## Source material

((

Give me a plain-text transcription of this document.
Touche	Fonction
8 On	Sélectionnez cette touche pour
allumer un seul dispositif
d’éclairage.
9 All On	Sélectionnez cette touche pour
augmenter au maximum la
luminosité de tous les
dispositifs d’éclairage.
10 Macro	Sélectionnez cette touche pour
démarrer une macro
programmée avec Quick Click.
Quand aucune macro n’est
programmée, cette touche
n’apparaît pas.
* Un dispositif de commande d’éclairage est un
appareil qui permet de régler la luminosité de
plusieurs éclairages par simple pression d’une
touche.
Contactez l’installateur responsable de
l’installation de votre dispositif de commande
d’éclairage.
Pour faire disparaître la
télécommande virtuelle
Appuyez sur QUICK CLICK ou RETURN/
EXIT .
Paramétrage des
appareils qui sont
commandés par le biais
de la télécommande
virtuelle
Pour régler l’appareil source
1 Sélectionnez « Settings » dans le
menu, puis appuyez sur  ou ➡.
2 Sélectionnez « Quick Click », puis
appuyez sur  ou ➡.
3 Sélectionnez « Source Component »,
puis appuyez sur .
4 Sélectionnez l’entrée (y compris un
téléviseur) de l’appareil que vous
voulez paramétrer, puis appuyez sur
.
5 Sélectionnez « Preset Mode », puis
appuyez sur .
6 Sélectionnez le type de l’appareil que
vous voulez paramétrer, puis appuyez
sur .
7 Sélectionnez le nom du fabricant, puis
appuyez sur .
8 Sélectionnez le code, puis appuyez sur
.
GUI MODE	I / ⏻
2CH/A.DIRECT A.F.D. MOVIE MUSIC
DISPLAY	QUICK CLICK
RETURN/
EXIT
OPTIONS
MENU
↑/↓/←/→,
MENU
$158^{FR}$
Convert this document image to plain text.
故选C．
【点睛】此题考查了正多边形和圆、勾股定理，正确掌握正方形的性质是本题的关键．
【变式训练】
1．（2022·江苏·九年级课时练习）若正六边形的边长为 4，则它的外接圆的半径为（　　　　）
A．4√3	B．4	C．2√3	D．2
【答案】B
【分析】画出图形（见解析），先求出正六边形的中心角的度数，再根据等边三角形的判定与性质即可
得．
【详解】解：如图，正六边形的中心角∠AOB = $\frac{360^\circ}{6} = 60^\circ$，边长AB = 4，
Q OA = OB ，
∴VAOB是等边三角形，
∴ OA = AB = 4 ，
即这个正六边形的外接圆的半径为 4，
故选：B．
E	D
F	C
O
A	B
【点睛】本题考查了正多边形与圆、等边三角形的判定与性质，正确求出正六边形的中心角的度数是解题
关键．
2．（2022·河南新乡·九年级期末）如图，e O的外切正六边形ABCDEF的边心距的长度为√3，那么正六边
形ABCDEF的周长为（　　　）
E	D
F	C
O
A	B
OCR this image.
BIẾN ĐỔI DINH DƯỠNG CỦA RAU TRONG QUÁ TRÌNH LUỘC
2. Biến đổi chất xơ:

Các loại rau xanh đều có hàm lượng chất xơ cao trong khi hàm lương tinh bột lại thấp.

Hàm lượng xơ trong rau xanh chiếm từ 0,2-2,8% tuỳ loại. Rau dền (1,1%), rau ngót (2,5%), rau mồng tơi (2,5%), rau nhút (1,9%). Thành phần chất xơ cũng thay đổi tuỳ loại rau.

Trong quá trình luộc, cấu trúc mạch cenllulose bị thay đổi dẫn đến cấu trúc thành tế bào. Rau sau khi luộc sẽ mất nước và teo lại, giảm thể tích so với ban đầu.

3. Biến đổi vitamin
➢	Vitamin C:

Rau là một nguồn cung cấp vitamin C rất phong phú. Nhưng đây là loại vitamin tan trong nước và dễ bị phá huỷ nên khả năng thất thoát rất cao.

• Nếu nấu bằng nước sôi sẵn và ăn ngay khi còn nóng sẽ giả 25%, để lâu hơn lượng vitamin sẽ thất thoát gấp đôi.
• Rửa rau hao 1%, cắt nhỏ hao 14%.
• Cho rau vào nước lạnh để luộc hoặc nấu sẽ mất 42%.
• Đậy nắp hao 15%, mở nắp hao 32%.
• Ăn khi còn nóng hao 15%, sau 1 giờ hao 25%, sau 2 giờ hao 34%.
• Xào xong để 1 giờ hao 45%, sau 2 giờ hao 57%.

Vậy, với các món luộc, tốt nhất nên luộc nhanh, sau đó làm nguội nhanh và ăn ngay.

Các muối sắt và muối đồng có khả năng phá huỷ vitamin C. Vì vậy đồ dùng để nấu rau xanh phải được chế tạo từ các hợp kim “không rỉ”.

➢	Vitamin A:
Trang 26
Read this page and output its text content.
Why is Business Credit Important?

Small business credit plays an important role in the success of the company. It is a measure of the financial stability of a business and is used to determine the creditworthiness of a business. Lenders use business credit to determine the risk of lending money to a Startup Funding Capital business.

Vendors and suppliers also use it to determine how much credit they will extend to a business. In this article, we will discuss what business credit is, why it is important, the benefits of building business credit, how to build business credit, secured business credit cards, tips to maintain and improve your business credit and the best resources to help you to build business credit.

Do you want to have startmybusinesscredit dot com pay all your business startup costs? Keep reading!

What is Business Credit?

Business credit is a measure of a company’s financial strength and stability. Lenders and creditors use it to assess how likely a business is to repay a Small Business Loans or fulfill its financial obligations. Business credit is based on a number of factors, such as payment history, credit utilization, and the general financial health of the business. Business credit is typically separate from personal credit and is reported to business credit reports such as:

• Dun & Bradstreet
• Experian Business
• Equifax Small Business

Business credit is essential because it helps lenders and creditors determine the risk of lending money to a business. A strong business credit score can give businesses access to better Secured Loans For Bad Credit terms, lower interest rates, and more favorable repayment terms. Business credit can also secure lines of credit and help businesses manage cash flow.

))

## The request
Give back all the data exactly as written.

## Exercise output
Give me a plain-text transcription of this document.
Touche	Fonction
8 On	Sélectionnez cette touche pour
allumer un seul dispositif
d’éclairage.
9 All On	Sélectionnez cette touche pour
augmenter au maximum la
luminosité de tous les
dispositifs d’éclairage.
10 Macro	Sélectionnez cette touche pour
démarrer une macro
programmée avec Quick Click.
Quand aucune macro n’est
programmée, cette touche
n’apparaît pas.
* Un dispositif de commande d’éclairage est un
appareil qui permet de régler la luminosité de
plusieurs éclairages par simple pression d’une
touche.
Contactez l’installateur responsable de
l’installation de votre dispositif de commande
d’éclairage.
Pour faire disparaître la
télécommande virtuelle
Appuyez sur QUICK CLICK ou RETURN/
EXIT .
Paramétrage des
appareils qui sont
commandés par le biais
de la télécommande
virtuelle
Pour régler l’appareil source
1 Sélectionnez « Settings » dans le
menu, puis appuyez sur  ou ➡.
2 Sélectionnez « Quick Click », puis
appuyez sur  ou ➡.
3 Sélectionnez « Source Component »,
puis appuyez sur .
4 Sélectionnez l’entrée (y compris un
téléviseur) de l’appareil que vous
voulez paramétrer, puis appuyez sur
.
5 Sélectionnez « Preset Mode », puis
appuyez sur .
6 Sélectionnez le type de l’appareil que
vous voulez paramétrer, puis appuyez
sur .
7 Sélectionnez le nom du fabricant, puis
appuyez sur .
8 Sélectionnez le code, puis appuyez sur
.
GUI MODE	I / ⏻
2CH/A.DIRECT A.F.D. MOVIE MUSIC
DISPLAY	QUICK CLICK
RETURN/
EXIT
OPTIONS
MENU
↑/↓/←/→,
MENU
$158^{FR}$
Convert this document image to plain text.
故选C．
【点睛】此题考查了正多边形和圆、勾股定理，正确掌握正方形的性质是本题的关键．
【变式训练】
1．（2022·江苏·九年级课时练习）若正六边形的边长为 4，则它的外接圆的半径为（　　　　）
A．4√3	B．4	C．2√3	D．2
【答案】B
【分析】画出图形（见解析），先求出正六边形的中心角的度数，再根据等边三角形的判定与性质即可
得．
【详解】解：如图，正六边形的中心角∠AOB = $\frac{360^\circ}{6} = 60^\circ$，边长AB = 4，
Q OA = OB ，
∴VAOB是等边三角形，
∴ OA = AB = 4 ，
即这个正六边形的外接圆的半径为 4，
故选：B．
E	D
F	C
O
A	B
【点睛】本题考查了正多边形与圆、等边三角形的判定与性质，正确求出正六边形的中心角的度数是解题
关键．
2．（2022·河南新乡·九年级期末）如图，e O的外切正六边形ABCDEF的边心距的长度为√3，那么正六边
形ABCDEF的周长为（　　　）
E	D
F	C
O
A	B
OCR this image.
BIẾN ĐỔI DINH DƯỠNG CỦA RAU TRONG QUÁ TRÌNH LUỘC
2. Biến đổi chất xơ:

Các loại rau xanh đều có hàm lượng chất xơ cao trong khi hàm lương tinh bột lại thấp.

Hàm lượng xơ trong rau xanh chiếm từ 0,2-2,8% tuỳ loại. Rau dền (1,1%), rau ngót (2,5%), rau mồng tơi (2,5%), rau nhút (1,9%). Thành phần chất xơ cũng thay đổi tuỳ loại rau.

Trong quá trình luộc, cấu trúc mạch cenllulose bị thay đổi dẫn đến cấu trúc thành tế bào. Rau sau khi luộc sẽ mất nước và teo lại, giảm thể tích so với ban đầu.

3. Biến đổi vitamin
➢	Vitamin C:

Rau là một nguồn cung cấp vitamin C rất phong phú. Nhưng đây là loại vitamin tan trong nước và dễ bị phá huỷ nên khả năng thất thoát rất cao.

• Nếu nấu bằng nước sôi sẵn và ăn ngay khi còn nóng sẽ giả 25%, để lâu hơn lượng vitamin sẽ thất thoát gấp đôi.
• Rửa rau hao 1%, cắt nhỏ hao 14%.
• Cho rau vào nước lạnh để luộc hoặc nấu sẽ mất 42%.
• Đậy nắp hao 15%, mở nắp hao 32%.
• Ăn khi còn nóng hao 15%, sau 1 giờ hao 25%, sau 2 giờ hao 34%.
• Xào xong để 1 giờ hao 45%, sau 2 giờ hao 57%.

Vậy, với các món luộc, tốt nhất nên luộc nhanh, sau đó làm nguội nhanh và ăn ngay.

Các muối sắt và muối đồng có khả năng phá huỷ vitamin C. Vì vậy đồ dùng để nấu rau xanh phải được chế tạo từ các hợp kim “không rỉ”.

➢	Vitamin A:
Trang 26
Read this page and output its text content.
Why is Business Credit Important?

Small business credit plays an important role in the success of the company. It is a measure of the financial stability of a business and is used to determine the creditworthiness of a business. Lenders use business credit to determine the risk of lending money to a Startup Funding Capital business.

Vendors and suppliers also use it to determine how much credit they will extend to a business. In this article, we will discuss what business credit is, why it is important, the benefits of building business credit, how to build business credit, secured business credit cards, tips to maintain and improve your business credit and the best resources to help you to build business credit.

Do you want to have startmybusinesscredit dot com pay all your business startup costs? Keep reading!

What is Business Credit?

Business credit is a measure of a company’s financial strength and stability. Lenders and creditors use it to assess how likely a business is to repay a Small Business Loans or fulfill its financial obligations. Business credit is based on a number of factors, such as payment history, credit utilization, and the general financial health of the business. Business credit is typically separate from personal credit and is reported to business credit reports such as:

• Dun & Bradstreet
• Experian Business
• Equifax Small Business

Business credit is essential because it helps lenders and creditors determine the risk of lending money to a business. A strong business credit score can give businesses access to better Secured Loans For Bad Credit terms, lower interest rates, and more favorable repayment terms. Business credit can also secure lines of credit and help businesses manage cash flow.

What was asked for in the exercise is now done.